(REQUIREMENT)
Give only the number of lines in the listing below where the string "object" occurs.

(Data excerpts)
-- start --
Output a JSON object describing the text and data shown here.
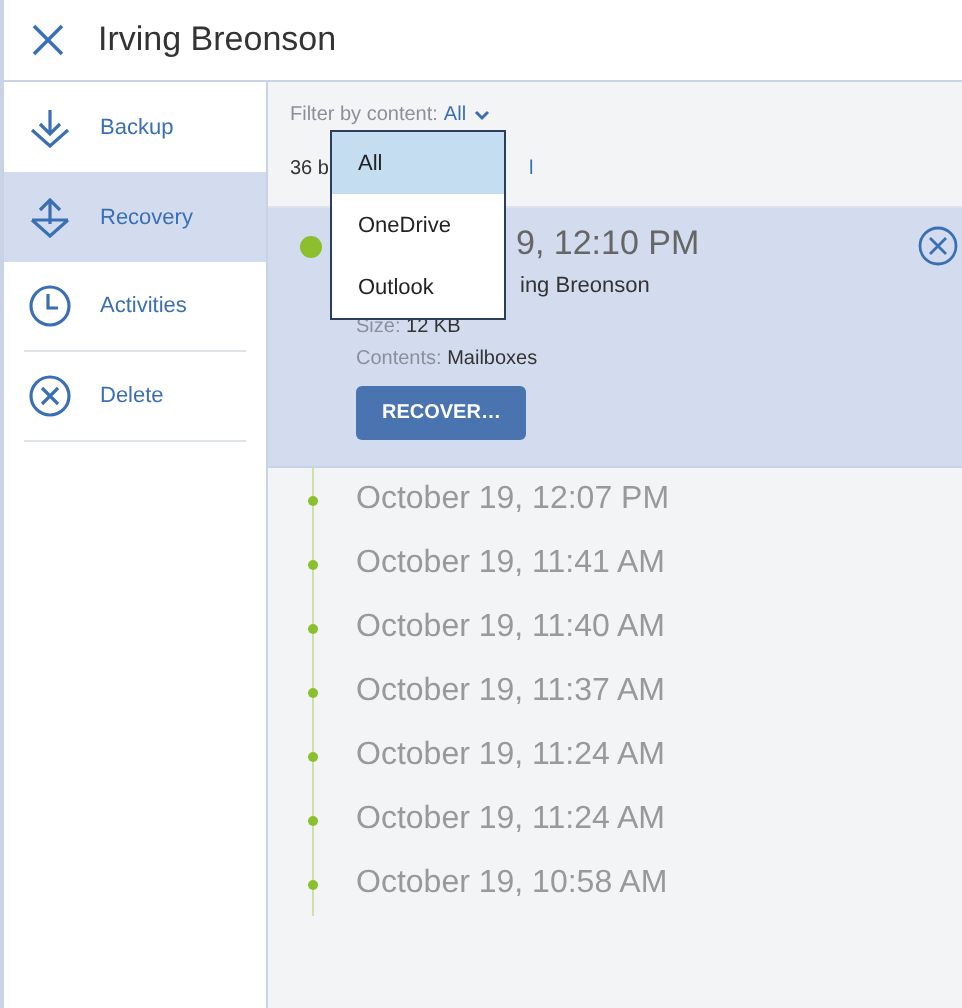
{
  "header": {
    "title": "Irving Breonson"
  },
  "sidebar": {
    "items": [
      {
        "label": "Backup",
        "selected": false
      },
      {
        "label": "Recovery",
        "selected": true
      },
      {
        "label": "Activities",
        "selected": false
      },
      {
        "label": "Delete",
        "selected": false
      }
    ]
  },
  "filter": {
    "label": "Filter by content:",
    "value": "All"
  },
  "dropdown": {
    "options": [
      {
        "label": "All",
        "selected": true
      },
      {
        "label": "OneDrive",
        "selected": false
      },
      {
        "label": "Outlook",
        "selected": false
      }
    ]
  },
  "count_text": "36 b",
  "link_fragment": "l",
  "selected_backup": {
    "time": "9, 12:10 PM",
    "line_2": "ing Breonson",
    "size_label": "Size:",
    "size": "12 KB",
    "contents_label": "Contents:",
    "contents": "Mailboxes",
    "button": "RECOVER…"
  },
  "backups": [
    "October 19, 12:07 PM",
    "October 19, 11:41 AM",
    "October 19, 11:40 AM",
    "October 19, 11:37 AM",
    "October 19, 11:24 AM",
    "October 19, 11:24 AM",
    "October 19, 10:58 AM"
  ]
}
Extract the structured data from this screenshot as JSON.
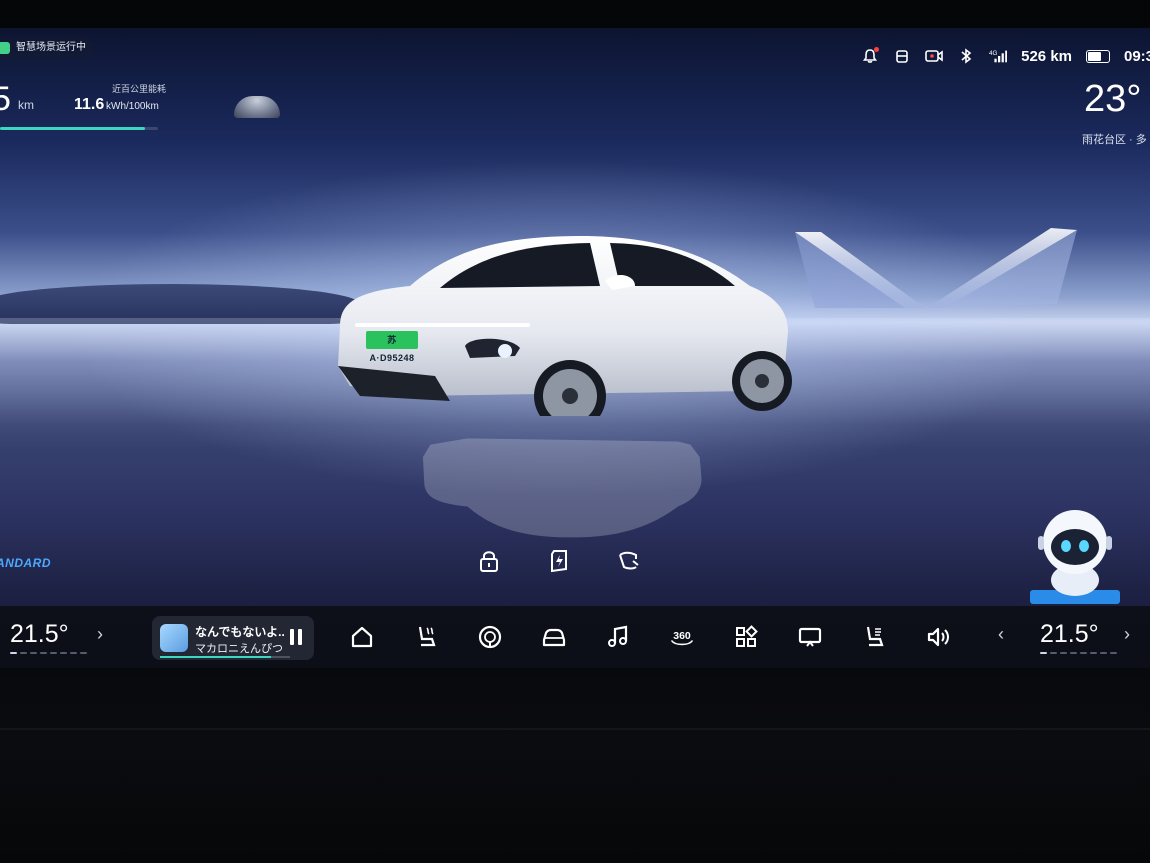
{
  "status": {
    "scene_chip": "智慧场景运行中",
    "range_value": "5",
    "range_unit": "km",
    "energy_label": "近百公里能耗",
    "energy_value": "11.6",
    "energy_unit": "kWh/100km",
    "range_bar_percent": 92,
    "network": "4G",
    "range_km": "526 km",
    "clock": "09:3",
    "battery_level_percent": 75
  },
  "weather": {
    "temperature": "23°",
    "location": "雨花台区 · 多"
  },
  "vehicle": {
    "plate": "苏A·D95248",
    "drive_mode": "ANDARD"
  },
  "quick_actions": [
    "lock-icon",
    "charge-port-icon",
    "tailgate-icon"
  ],
  "dock": {
    "temp_left": "21.5°",
    "temp_right": "21.5°",
    "temp_level_dots": 4,
    "media": {
      "title": "なんでもないよ..",
      "artist": "マカロニえんぴつ",
      "progress_percent": 85
    },
    "icons": [
      {
        "name": "home-icon",
        "label": ""
      },
      {
        "name": "seat-heat-icon",
        "label": ""
      },
      {
        "name": "steering-heat-icon",
        "label": ""
      },
      {
        "name": "car-icon",
        "label": ""
      },
      {
        "name": "music-icon",
        "label": ""
      },
      {
        "name": "camera-360-icon",
        "label": "360"
      },
      {
        "name": "apps-icon",
        "label": ""
      },
      {
        "name": "screen-icon",
        "label": ""
      },
      {
        "name": "seat-vent-icon",
        "label": ""
      },
      {
        "name": "volume-icon",
        "label": ""
      }
    ]
  },
  "colors": {
    "accent": "#3fd6c0",
    "plate": "#29c25d",
    "drive_mode": "#4da8ff"
  }
}
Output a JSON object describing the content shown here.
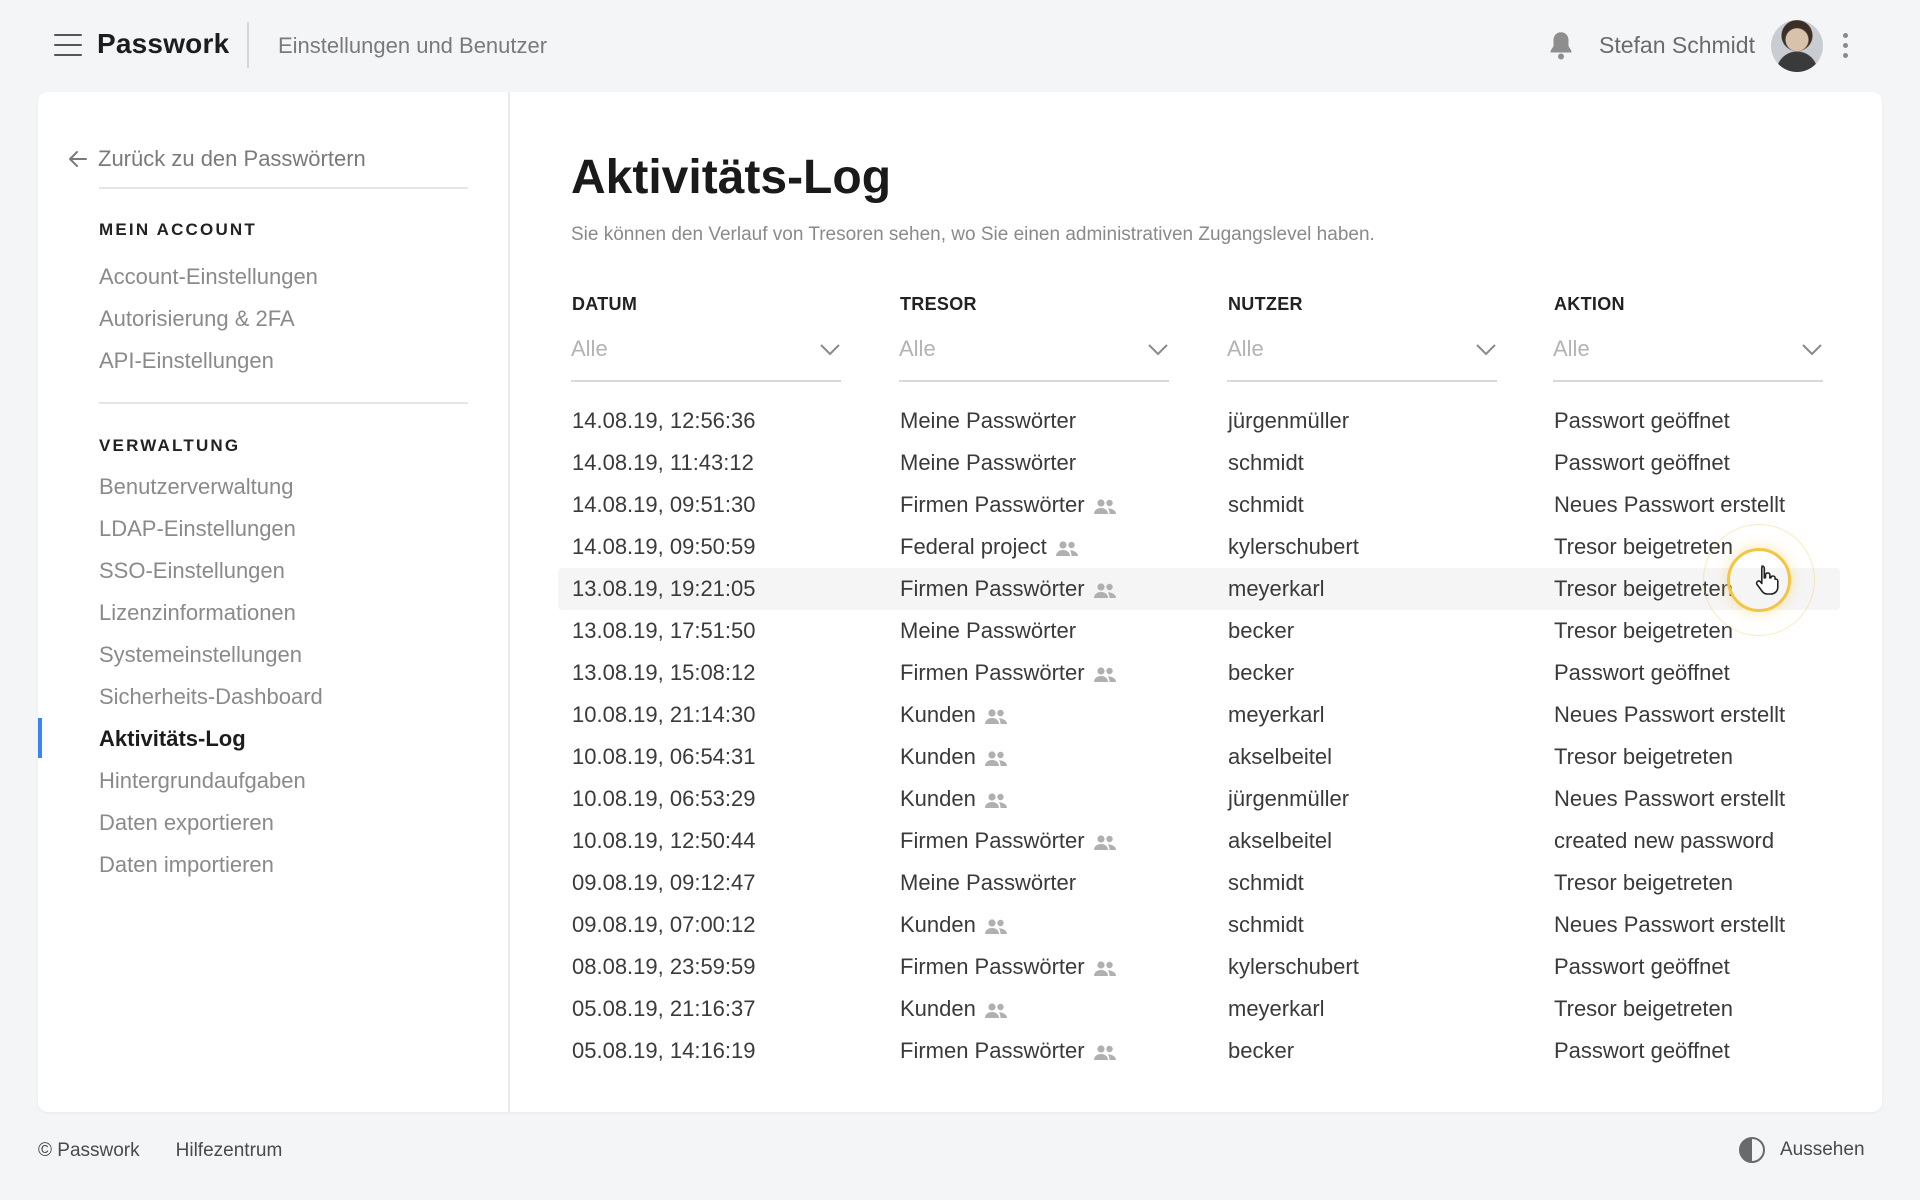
{
  "header": {
    "brand": "Passwork",
    "section": "Einstellungen und Benutzer",
    "username": "Stefan Schmidt"
  },
  "sidebar": {
    "back_label": "Zurück zu den Passwörtern",
    "group_account": "MEIN ACCOUNT",
    "account_items": [
      "Account-Einstellungen",
      "Autorisierung & 2FA",
      "API-Einstellungen"
    ],
    "group_admin": "VERWALTUNG",
    "admin_items": [
      "Benutzerverwaltung",
      "LDAP-Einstellungen",
      "SSO-Einstellungen",
      "Lizenzinformationen",
      "Systemeinstellungen",
      "Sicherheits-Dashboard",
      "Aktivitäts-Log",
      "Hintergrundaufgaben",
      "Daten exportieren",
      "Daten importieren"
    ],
    "active_item": "Aktivitäts-Log"
  },
  "main": {
    "title": "Aktivitäts-Log",
    "description": "Sie können den Verlauf von Tresoren sehen, wo Sie einen administrativen Zugangslevel haben.",
    "columns": [
      "DATUM",
      "TRESOR",
      "NUTZER",
      "AKTION"
    ],
    "filter_placeholder": "Alle",
    "rows": [
      {
        "date": "14.08.19, 12:56:36",
        "vault": "Meine Passwörter",
        "shared": false,
        "user": "jürgenmüller",
        "action": "Passwort geöffnet"
      },
      {
        "date": "14.08.19, 11:43:12",
        "vault": "Meine Passwörter",
        "shared": false,
        "user": "schmidt",
        "action": "Passwort geöffnet"
      },
      {
        "date": "14.08.19, 09:51:30",
        "vault": "Firmen Passwörter",
        "shared": true,
        "user": "schmidt",
        "action": "Neues Passwort erstellt"
      },
      {
        "date": "14.08.19, 09:50:59",
        "vault": "Federal project",
        "shared": true,
        "user": "kylerschubert",
        "action": "Tresor beigetreten"
      },
      {
        "date": "13.08.19, 19:21:05",
        "vault": "Firmen Passwörter",
        "shared": true,
        "user": "meyerkarl",
        "action": "Tresor beigetreten"
      },
      {
        "date": "13.08.19, 17:51:50",
        "vault": "Meine Passwörter",
        "shared": false,
        "user": "becker",
        "action": "Tresor beigetreten"
      },
      {
        "date": "13.08.19, 15:08:12",
        "vault": "Firmen Passwörter",
        "shared": true,
        "user": "becker",
        "action": "Passwort geöffnet"
      },
      {
        "date": "10.08.19, 21:14:30",
        "vault": "Kunden",
        "shared": true,
        "user": "meyerkarl",
        "action": "Neues Passwort erstellt"
      },
      {
        "date": "10.08.19, 06:54:31",
        "vault": "Kunden",
        "shared": true,
        "user": "akselbeitel",
        "action": "Tresor beigetreten"
      },
      {
        "date": "10.08.19, 06:53:29",
        "vault": "Kunden",
        "shared": true,
        "user": "jürgenmüller",
        "action": "Neues Passwort erstellt"
      },
      {
        "date": "10.08.19, 12:50:44",
        "vault": "Firmen Passwörter",
        "shared": true,
        "user": "akselbeitel",
        "action": "created new password"
      },
      {
        "date": "09.08.19, 09:12:47",
        "vault": "Meine Passwörter",
        "shared": false,
        "user": "schmidt",
        "action": "Tresor beigetreten"
      },
      {
        "date": "09.08.19, 07:00:12",
        "vault": "Kunden",
        "shared": true,
        "user": "schmidt",
        "action": "Neues Passwort erstellt"
      },
      {
        "date": "08.08.19, 23:59:59",
        "vault": "Firmen Passwörter",
        "shared": true,
        "user": "kylerschubert",
        "action": "Passwort geöffnet"
      },
      {
        "date": "05.08.19, 21:16:37",
        "vault": "Kunden",
        "shared": true,
        "user": "meyerkarl",
        "action": "Tresor beigetreten"
      },
      {
        "date": "05.08.19, 14:16:19",
        "vault": "Firmen Passwörter",
        "shared": true,
        "user": "becker",
        "action": "Passwort geöffnet"
      }
    ]
  },
  "footer": {
    "copyright": "© Passwork",
    "help": "Hilfezentrum",
    "appearance": "Aussehen"
  },
  "colors": {
    "accent": "#3b82f6",
    "cursor_highlight": "#f4c542"
  },
  "icons": [
    "menu-icon",
    "bell-icon",
    "more-vertical-icon",
    "arrow-left-icon",
    "chevron-down-icon",
    "shared-users-icon",
    "contrast-icon",
    "hand-cursor-icon"
  ]
}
-- end --
(OUTPUT OF THE EXERCISE)
2